## INPUT DATA

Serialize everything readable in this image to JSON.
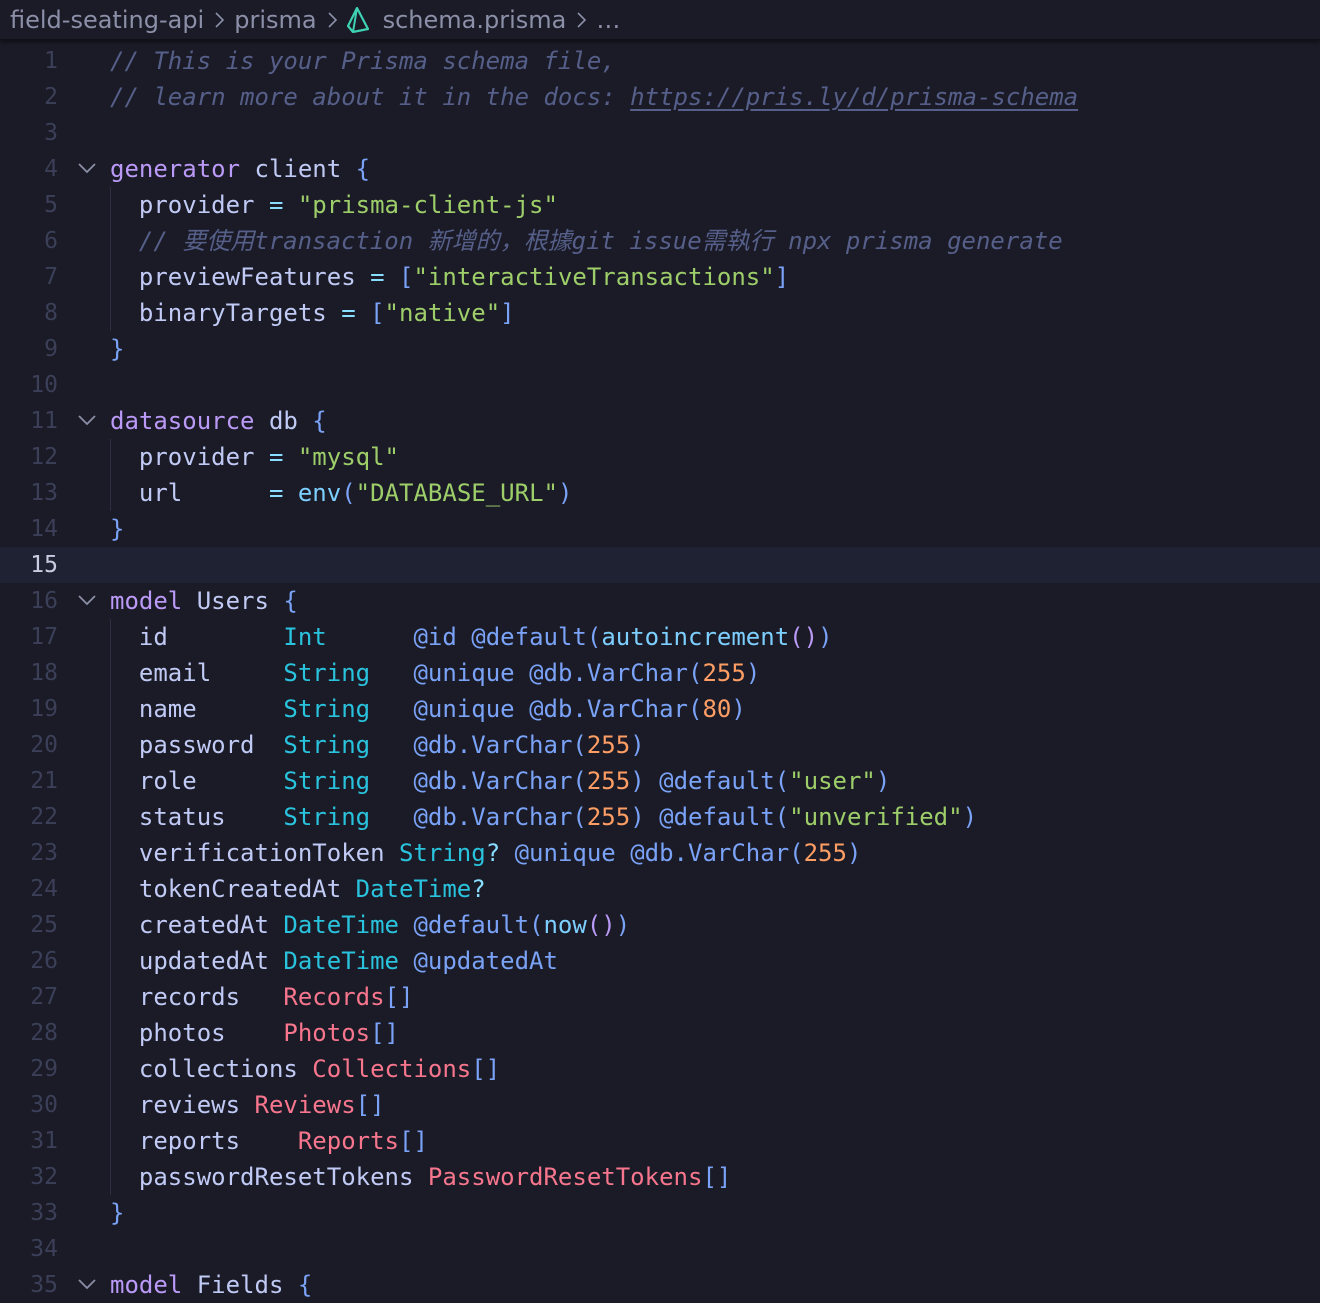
{
  "breadcrumb": {
    "folder": "field-seating-api",
    "subfolder": "prisma",
    "file": "schema.prisma",
    "more": "…",
    "file_icon": "prisma-icon",
    "separator_icon": "chevron-right-icon"
  },
  "editor": {
    "current_line": 15,
    "language": "prisma",
    "lines": [
      {
        "n": "1",
        "fold": false,
        "guide": false,
        "tokens": [
          {
            "t": "// This is your Prisma schema file,",
            "c": "cmt"
          }
        ]
      },
      {
        "n": "2",
        "fold": false,
        "guide": false,
        "tokens": [
          {
            "t": "// learn more about it in the docs: ",
            "c": "cmt"
          },
          {
            "t": "https://pris.ly/d/prisma-schema",
            "c": "cmt url"
          }
        ]
      },
      {
        "n": "3",
        "fold": false,
        "guide": false,
        "tokens": []
      },
      {
        "n": "4",
        "fold": true,
        "guide": false,
        "tokens": [
          {
            "t": "generator",
            "c": "kw"
          },
          {
            "t": " client ",
            "c": "id"
          },
          {
            "t": "{",
            "c": "br"
          }
        ]
      },
      {
        "n": "5",
        "fold": false,
        "guide": true,
        "tokens": [
          {
            "t": "  provider ",
            "c": "id"
          },
          {
            "t": "=",
            "c": "op"
          },
          {
            "t": " ",
            "c": "id"
          },
          {
            "t": "\"prisma-client-js\"",
            "c": "str"
          }
        ]
      },
      {
        "n": "6",
        "fold": false,
        "guide": true,
        "tokens": [
          {
            "t": "  // 要使用transaction 新增的，根據git issue需執行 npx prisma generate",
            "c": "cmt"
          }
        ]
      },
      {
        "n": "7",
        "fold": false,
        "guide": true,
        "tokens": [
          {
            "t": "  previewFeatures ",
            "c": "id"
          },
          {
            "t": "=",
            "c": "op"
          },
          {
            "t": " ",
            "c": "id"
          },
          {
            "t": "[",
            "c": "br"
          },
          {
            "t": "\"interactiveTransactions\"",
            "c": "str"
          },
          {
            "t": "]",
            "c": "br"
          }
        ]
      },
      {
        "n": "8",
        "fold": false,
        "guide": true,
        "tokens": [
          {
            "t": "  binaryTargets ",
            "c": "id"
          },
          {
            "t": "=",
            "c": "op"
          },
          {
            "t": " ",
            "c": "id"
          },
          {
            "t": "[",
            "c": "br"
          },
          {
            "t": "\"native\"",
            "c": "str"
          },
          {
            "t": "]",
            "c": "br"
          }
        ]
      },
      {
        "n": "9",
        "fold": false,
        "guide": false,
        "tokens": [
          {
            "t": "}",
            "c": "br"
          }
        ]
      },
      {
        "n": "10",
        "fold": false,
        "guide": false,
        "tokens": []
      },
      {
        "n": "11",
        "fold": true,
        "guide": false,
        "tokens": [
          {
            "t": "datasource",
            "c": "kw"
          },
          {
            "t": " db ",
            "c": "id"
          },
          {
            "t": "{",
            "c": "br"
          }
        ]
      },
      {
        "n": "12",
        "fold": false,
        "guide": true,
        "tokens": [
          {
            "t": "  provider ",
            "c": "id"
          },
          {
            "t": "=",
            "c": "op"
          },
          {
            "t": " ",
            "c": "id"
          },
          {
            "t": "\"mysql\"",
            "c": "str"
          }
        ]
      },
      {
        "n": "13",
        "fold": false,
        "guide": true,
        "tokens": [
          {
            "t": "  url      ",
            "c": "id"
          },
          {
            "t": "=",
            "c": "op"
          },
          {
            "t": " ",
            "c": "id"
          },
          {
            "t": "env",
            "c": "fn"
          },
          {
            "t": "(",
            "c": "br"
          },
          {
            "t": "\"DATABASE_URL\"",
            "c": "str"
          },
          {
            "t": ")",
            "c": "br"
          }
        ]
      },
      {
        "n": "14",
        "fold": false,
        "guide": false,
        "tokens": [
          {
            "t": "}",
            "c": "br"
          }
        ]
      },
      {
        "n": "15",
        "fold": false,
        "guide": false,
        "tokens": []
      },
      {
        "n": "16",
        "fold": true,
        "guide": false,
        "tokens": [
          {
            "t": "model",
            "c": "kw"
          },
          {
            "t": " Users ",
            "c": "id"
          },
          {
            "t": "{",
            "c": "br"
          }
        ]
      },
      {
        "n": "17",
        "fold": false,
        "guide": true,
        "tokens": [
          {
            "t": "  id        ",
            "c": "id"
          },
          {
            "t": "Int",
            "c": "ty"
          },
          {
            "t": "      ",
            "c": "id"
          },
          {
            "t": "@id",
            "c": "at"
          },
          {
            "t": " ",
            "c": "id"
          },
          {
            "t": "@default",
            "c": "at"
          },
          {
            "t": "(",
            "c": "br"
          },
          {
            "t": "autoincrement",
            "c": "fn"
          },
          {
            "t": "()",
            "c": "kw"
          },
          {
            "t": ")",
            "c": "br"
          }
        ]
      },
      {
        "n": "18",
        "fold": false,
        "guide": true,
        "tokens": [
          {
            "t": "  email     ",
            "c": "id"
          },
          {
            "t": "String",
            "c": "ty"
          },
          {
            "t": "   ",
            "c": "id"
          },
          {
            "t": "@unique",
            "c": "at"
          },
          {
            "t": " ",
            "c": "id"
          },
          {
            "t": "@db.VarChar",
            "c": "at"
          },
          {
            "t": "(",
            "c": "br"
          },
          {
            "t": "255",
            "c": "num"
          },
          {
            "t": ")",
            "c": "br"
          }
        ]
      },
      {
        "n": "19",
        "fold": false,
        "guide": true,
        "tokens": [
          {
            "t": "  name      ",
            "c": "id"
          },
          {
            "t": "String",
            "c": "ty"
          },
          {
            "t": "   ",
            "c": "id"
          },
          {
            "t": "@unique",
            "c": "at"
          },
          {
            "t": " ",
            "c": "id"
          },
          {
            "t": "@db.VarChar",
            "c": "at"
          },
          {
            "t": "(",
            "c": "br"
          },
          {
            "t": "80",
            "c": "num"
          },
          {
            "t": ")",
            "c": "br"
          }
        ]
      },
      {
        "n": "20",
        "fold": false,
        "guide": true,
        "tokens": [
          {
            "t": "  password  ",
            "c": "id"
          },
          {
            "t": "String",
            "c": "ty"
          },
          {
            "t": "   ",
            "c": "id"
          },
          {
            "t": "@db.VarChar",
            "c": "at"
          },
          {
            "t": "(",
            "c": "br"
          },
          {
            "t": "255",
            "c": "num"
          },
          {
            "t": ")",
            "c": "br"
          }
        ]
      },
      {
        "n": "21",
        "fold": false,
        "guide": true,
        "tokens": [
          {
            "t": "  role      ",
            "c": "id"
          },
          {
            "t": "String",
            "c": "ty"
          },
          {
            "t": "   ",
            "c": "id"
          },
          {
            "t": "@db.VarChar",
            "c": "at"
          },
          {
            "t": "(",
            "c": "br"
          },
          {
            "t": "255",
            "c": "num"
          },
          {
            "t": ")",
            "c": "br"
          },
          {
            "t": " ",
            "c": "id"
          },
          {
            "t": "@default",
            "c": "at"
          },
          {
            "t": "(",
            "c": "br"
          },
          {
            "t": "\"user\"",
            "c": "str"
          },
          {
            "t": ")",
            "c": "br"
          }
        ]
      },
      {
        "n": "22",
        "fold": false,
        "guide": true,
        "tokens": [
          {
            "t": "  status    ",
            "c": "id"
          },
          {
            "t": "String",
            "c": "ty"
          },
          {
            "t": "   ",
            "c": "id"
          },
          {
            "t": "@db.VarChar",
            "c": "at"
          },
          {
            "t": "(",
            "c": "br"
          },
          {
            "t": "255",
            "c": "num"
          },
          {
            "t": ")",
            "c": "br"
          },
          {
            "t": " ",
            "c": "id"
          },
          {
            "t": "@default",
            "c": "at"
          },
          {
            "t": "(",
            "c": "br"
          },
          {
            "t": "\"unverified\"",
            "c": "str"
          },
          {
            "t": ")",
            "c": "br"
          }
        ]
      },
      {
        "n": "23",
        "fold": false,
        "guide": true,
        "tokens": [
          {
            "t": "  verificationToken ",
            "c": "id"
          },
          {
            "t": "String",
            "c": "ty"
          },
          {
            "t": "?",
            "c": "op"
          },
          {
            "t": " ",
            "c": "id"
          },
          {
            "t": "@unique",
            "c": "at"
          },
          {
            "t": " ",
            "c": "id"
          },
          {
            "t": "@db.VarChar",
            "c": "at"
          },
          {
            "t": "(",
            "c": "br"
          },
          {
            "t": "255",
            "c": "num"
          },
          {
            "t": ")",
            "c": "br"
          }
        ]
      },
      {
        "n": "24",
        "fold": false,
        "guide": true,
        "tokens": [
          {
            "t": "  tokenCreatedAt ",
            "c": "id"
          },
          {
            "t": "DateTime",
            "c": "ty"
          },
          {
            "t": "?",
            "c": "op"
          }
        ]
      },
      {
        "n": "25",
        "fold": false,
        "guide": true,
        "tokens": [
          {
            "t": "  createdAt ",
            "c": "id"
          },
          {
            "t": "DateTime",
            "c": "ty"
          },
          {
            "t": " ",
            "c": "id"
          },
          {
            "t": "@default",
            "c": "at"
          },
          {
            "t": "(",
            "c": "br"
          },
          {
            "t": "now",
            "c": "fn"
          },
          {
            "t": "()",
            "c": "kw"
          },
          {
            "t": ")",
            "c": "br"
          }
        ]
      },
      {
        "n": "26",
        "fold": false,
        "guide": true,
        "tokens": [
          {
            "t": "  updatedAt ",
            "c": "id"
          },
          {
            "t": "DateTime",
            "c": "ty"
          },
          {
            "t": " ",
            "c": "id"
          },
          {
            "t": "@updatedAt",
            "c": "at"
          }
        ]
      },
      {
        "n": "27",
        "fold": false,
        "guide": true,
        "tokens": [
          {
            "t": "  records   ",
            "c": "id"
          },
          {
            "t": "Records",
            "c": "rel"
          },
          {
            "t": "[]",
            "c": "br"
          }
        ]
      },
      {
        "n": "28",
        "fold": false,
        "guide": true,
        "tokens": [
          {
            "t": "  photos    ",
            "c": "id"
          },
          {
            "t": "Photos",
            "c": "rel"
          },
          {
            "t": "[]",
            "c": "br"
          }
        ]
      },
      {
        "n": "29",
        "fold": false,
        "guide": true,
        "tokens": [
          {
            "t": "  collections ",
            "c": "id"
          },
          {
            "t": "Collections",
            "c": "rel"
          },
          {
            "t": "[]",
            "c": "br"
          }
        ]
      },
      {
        "n": "30",
        "fold": false,
        "guide": true,
        "tokens": [
          {
            "t": "  reviews ",
            "c": "id"
          },
          {
            "t": "Reviews",
            "c": "rel"
          },
          {
            "t": "[]",
            "c": "br"
          }
        ]
      },
      {
        "n": "31",
        "fold": false,
        "guide": true,
        "tokens": [
          {
            "t": "  reports    ",
            "c": "id"
          },
          {
            "t": "Reports",
            "c": "rel"
          },
          {
            "t": "[]",
            "c": "br"
          }
        ]
      },
      {
        "n": "32",
        "fold": false,
        "guide": true,
        "tokens": [
          {
            "t": "  passwordResetTokens ",
            "c": "id"
          },
          {
            "t": "PasswordResetTokens",
            "c": "rel"
          },
          {
            "t": "[]",
            "c": "br"
          }
        ]
      },
      {
        "n": "33",
        "fold": false,
        "guide": false,
        "tokens": [
          {
            "t": "}",
            "c": "br"
          }
        ]
      },
      {
        "n": "34",
        "fold": false,
        "guide": false,
        "tokens": []
      },
      {
        "n": "35",
        "fold": true,
        "guide": false,
        "tokens": [
          {
            "t": "model",
            "c": "kw"
          },
          {
            "t": " Fields ",
            "c": "id"
          },
          {
            "t": "{",
            "c": "br"
          }
        ]
      }
    ]
  }
}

## WRITTEN PROBLEM
Return each line where "schema" shows up.

## PROBLEM SOLUTION
    "file": "schema.prisma",
            "t": "// This is your Prisma schema file,",
            "t": "https://pris.ly/d/prisma-schema",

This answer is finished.